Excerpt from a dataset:
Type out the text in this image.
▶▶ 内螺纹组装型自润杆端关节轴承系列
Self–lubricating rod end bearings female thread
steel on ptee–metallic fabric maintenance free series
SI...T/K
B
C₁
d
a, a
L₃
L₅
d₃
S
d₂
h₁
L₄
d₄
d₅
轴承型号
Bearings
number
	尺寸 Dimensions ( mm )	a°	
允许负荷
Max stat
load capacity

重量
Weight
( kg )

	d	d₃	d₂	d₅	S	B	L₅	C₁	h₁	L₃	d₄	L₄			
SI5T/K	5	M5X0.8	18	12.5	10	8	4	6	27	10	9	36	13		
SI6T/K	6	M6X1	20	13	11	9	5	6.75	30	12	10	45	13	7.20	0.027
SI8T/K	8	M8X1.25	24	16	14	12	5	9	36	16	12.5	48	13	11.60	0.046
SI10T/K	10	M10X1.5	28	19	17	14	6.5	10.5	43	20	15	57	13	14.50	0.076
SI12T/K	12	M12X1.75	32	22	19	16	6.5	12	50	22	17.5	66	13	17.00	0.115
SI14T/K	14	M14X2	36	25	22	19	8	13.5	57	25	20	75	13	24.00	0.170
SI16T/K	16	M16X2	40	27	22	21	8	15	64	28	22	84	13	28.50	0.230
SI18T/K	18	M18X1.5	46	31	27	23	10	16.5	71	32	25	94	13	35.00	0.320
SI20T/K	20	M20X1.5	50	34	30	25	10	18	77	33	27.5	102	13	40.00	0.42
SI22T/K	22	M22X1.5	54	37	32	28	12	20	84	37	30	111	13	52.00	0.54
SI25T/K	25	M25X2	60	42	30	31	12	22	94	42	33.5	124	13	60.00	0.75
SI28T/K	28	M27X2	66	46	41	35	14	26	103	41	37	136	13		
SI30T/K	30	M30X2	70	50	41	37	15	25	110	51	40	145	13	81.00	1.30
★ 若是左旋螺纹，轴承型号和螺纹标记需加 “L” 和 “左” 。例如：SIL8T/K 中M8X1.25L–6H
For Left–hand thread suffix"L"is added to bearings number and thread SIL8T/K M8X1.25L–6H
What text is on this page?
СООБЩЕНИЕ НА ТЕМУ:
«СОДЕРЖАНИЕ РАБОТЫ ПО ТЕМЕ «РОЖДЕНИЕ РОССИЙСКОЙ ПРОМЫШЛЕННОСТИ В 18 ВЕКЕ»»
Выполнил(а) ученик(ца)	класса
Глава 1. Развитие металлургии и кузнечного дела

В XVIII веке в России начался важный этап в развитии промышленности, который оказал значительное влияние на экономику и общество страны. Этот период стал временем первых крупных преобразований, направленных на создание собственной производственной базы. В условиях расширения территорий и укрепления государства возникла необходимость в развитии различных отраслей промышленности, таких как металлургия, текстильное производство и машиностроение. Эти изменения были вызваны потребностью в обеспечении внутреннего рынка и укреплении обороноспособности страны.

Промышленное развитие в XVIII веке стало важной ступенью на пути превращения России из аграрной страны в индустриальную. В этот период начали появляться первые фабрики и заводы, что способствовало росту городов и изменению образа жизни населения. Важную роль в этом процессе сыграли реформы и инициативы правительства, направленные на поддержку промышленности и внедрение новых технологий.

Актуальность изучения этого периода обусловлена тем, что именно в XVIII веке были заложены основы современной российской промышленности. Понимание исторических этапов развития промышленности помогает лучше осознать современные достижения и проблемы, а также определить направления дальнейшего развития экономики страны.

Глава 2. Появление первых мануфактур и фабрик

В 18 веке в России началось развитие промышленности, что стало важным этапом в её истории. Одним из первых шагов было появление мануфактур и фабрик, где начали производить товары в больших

GIVEN REQUEST> Extract each entry in full and write it down exactly.

EXERCISE RESPONSE>
Type out the text in this image.
▶▶ 内螺纹组装型自润杆端关节轴承系列
Self–lubricating rod end bearings female thread
steel on ptee–metallic fabric maintenance free series
SI...T/K
B
C₁
d
a, a
L₃
L₅
d₃
S
d₂
h₁
L₄
d₄
d₅
轴承型号
Bearings
number
	尺寸 Dimensions ( mm )	a°	
允许负荷
Max stat
load capacity

重量
Weight
( kg )

	d	d₃	d₂	d₅	S	B	L₅	C₁	h₁	L₃	d₄	L₄			
SI5T/K	5	M5X0.8	18	12.5	10	8	4	6	27	10	9	36	13		
SI6T/K	6	M6X1	20	13	11	9	5	6.75	30	12	10	45	13	7.20	0.027
SI8T/K	8	M8X1.25	24	16	14	12	5	9	36	16	12.5	48	13	11.60	0.046
SI10T/K	10	M10X1.5	28	19	17	14	6.5	10.5	43	20	15	57	13	14.50	0.076
SI12T/K	12	M12X1.75	32	22	19	16	6.5	12	50	22	17.5	66	13	17.00	0.115
SI14T/K	14	M14X2	36	25	22	19	8	13.5	57	25	20	75	13	24.00	0.170
SI16T/K	16	M16X2	40	27	22	21	8	15	64	28	22	84	13	28.50	0.230
SI18T/K	18	M18X1.5	46	31	27	23	10	16.5	71	32	25	94	13	35.00	0.320
SI20T/K	20	M20X1.5	50	34	30	25	10	18	77	33	27.5	102	13	40.00	0.42
SI22T/K	22	M22X1.5	54	37	32	28	12	20	84	37	30	111	13	52.00	0.54
SI25T/K	25	M25X2	60	42	30	31	12	22	94	42	33.5	124	13	60.00	0.75
SI28T/K	28	M27X2	66	46	41	35	14	26	103	41	37	136	13		
SI30T/K	30	M30X2	70	50	41	37	15	25	110	51	40	145	13	81.00	1.30
★ 若是左旋螺纹，轴承型号和螺纹标记需加 “L” 和 “左” 。例如：SIL8T/K 中M8X1.25L–6H
For Left–hand thread suffix"L"is added to bearings number and thread SIL8T/K M8X1.25L–6H
What text is on this page?
СООБЩЕНИЕ НА ТЕМУ:
«СОДЕРЖАНИЕ РАБОТЫ ПО ТЕМЕ «РОЖДЕНИЕ РОССИЙСКОЙ ПРОМЫШЛЕННОСТИ В 18 ВЕКЕ»»
Выполнил(а) ученик(ца)	класса
Глава 1. Развитие металлургии и кузнечного дела

В XVIII веке в России начался важный этап в развитии промышленности, который оказал значительное влияние на экономику и общество страны. Этот период стал временем первых крупных преобразований, направленных на создание собственной производственной базы. В условиях расширения территорий и укрепления государства возникла необходимость в развитии различных отраслей промышленности, таких как металлургия, текстильное производство и машиностроение. Эти изменения были вызваны потребностью в обеспечении внутреннего рынка и укреплении обороноспособности страны.

Промышленное развитие в XVIII веке стало важной ступенью на пути превращения России из аграрной страны в индустриальную. В этот период начали появляться первые фабрики и заводы, что способствовало росту городов и изменению образа жизни населения. Важную роль в этом процессе сыграли реформы и инициативы правительства, направленные на поддержку промышленности и внедрение новых технологий.

Актуальность изучения этого периода обусловлена тем, что именно в XVIII веке были заложены основы современной российской промышленности. Понимание исторических этапов развития промышленности помогает лучше осознать современные достижения и проблемы, а также определить направления дальнейшего развития экономики страны.

Глава 2. Появление первых мануфактур и фабрик

В 18 веке в России началось развитие промышленности, что стало важным этапом в её истории. Одним из первых шагов было появление мануфактур и фабрик, где начали производить товары в больших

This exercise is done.